Write the material out again, line by line, exactly as it is.
-- start Data entries --
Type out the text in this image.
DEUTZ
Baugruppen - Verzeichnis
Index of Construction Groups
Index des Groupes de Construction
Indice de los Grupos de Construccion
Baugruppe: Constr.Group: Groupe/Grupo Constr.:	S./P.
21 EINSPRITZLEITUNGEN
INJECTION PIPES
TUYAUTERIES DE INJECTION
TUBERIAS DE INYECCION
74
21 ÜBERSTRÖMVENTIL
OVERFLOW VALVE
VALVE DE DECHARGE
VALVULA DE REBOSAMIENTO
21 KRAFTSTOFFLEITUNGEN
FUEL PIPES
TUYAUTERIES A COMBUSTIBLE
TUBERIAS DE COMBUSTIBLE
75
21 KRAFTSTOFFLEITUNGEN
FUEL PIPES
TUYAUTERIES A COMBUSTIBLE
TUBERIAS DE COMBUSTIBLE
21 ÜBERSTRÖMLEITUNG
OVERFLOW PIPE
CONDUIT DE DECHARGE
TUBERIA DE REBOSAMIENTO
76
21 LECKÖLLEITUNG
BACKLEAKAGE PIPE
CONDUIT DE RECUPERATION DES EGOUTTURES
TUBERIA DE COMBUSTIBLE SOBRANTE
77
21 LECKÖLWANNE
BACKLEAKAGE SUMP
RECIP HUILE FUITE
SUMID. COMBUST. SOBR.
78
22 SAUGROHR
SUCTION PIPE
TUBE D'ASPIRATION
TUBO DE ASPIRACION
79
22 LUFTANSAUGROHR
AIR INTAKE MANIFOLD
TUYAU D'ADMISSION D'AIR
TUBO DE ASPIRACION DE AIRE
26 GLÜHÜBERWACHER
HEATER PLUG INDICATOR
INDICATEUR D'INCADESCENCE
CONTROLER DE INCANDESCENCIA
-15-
-- end Data entries --
> [Solution to this task]
Type out the text in this image.
DEUTZ
Baugruppen - Verzeichnis
Index of Construction Groups
Index des Groupes de Construction
Indice de los Grupos de Construccion
Baugruppe: Constr.Group: Groupe/Grupo Constr.:	S./P.
21 EINSPRITZLEITUNGEN
INJECTION PIPES
TUYAUTERIES DE INJECTION
TUBERIAS DE INYECCION
74
21 ÜBERSTRÖMVENTIL
OVERFLOW VALVE
VALVE DE DECHARGE
VALVULA DE REBOSAMIENTO
21 KRAFTSTOFFLEITUNGEN
FUEL PIPES
TUYAUTERIES A COMBUSTIBLE
TUBERIAS DE COMBUSTIBLE
75
21 KRAFTSTOFFLEITUNGEN
FUEL PIPES
TUYAUTERIES A COMBUSTIBLE
TUBERIAS DE COMBUSTIBLE
21 ÜBERSTRÖMLEITUNG
OVERFLOW PIPE
CONDUIT DE DECHARGE
TUBERIA DE REBOSAMIENTO
76
21 LECKÖLLEITUNG
BACKLEAKAGE PIPE
CONDUIT DE RECUPERATION DES EGOUTTURES
TUBERIA DE COMBUSTIBLE SOBRANTE
77
21 LECKÖLWANNE
BACKLEAKAGE SUMP
RECIP HUILE FUITE
SUMID. COMBUST. SOBR.
78
22 SAUGROHR
SUCTION PIPE
TUBE D'ASPIRATION
TUBO DE ASPIRACION
79
22 LUFTANSAUGROHR
AIR INTAKE MANIFOLD
TUYAU D'ADMISSION D'AIR
TUBO DE ASPIRACION DE AIRE
26 GLÜHÜBERWACHER
HEATER PLUG INDICATOR
INDICATEUR D'INCADESCENCE
CONTROLER DE INCANDESCENCIA
-15-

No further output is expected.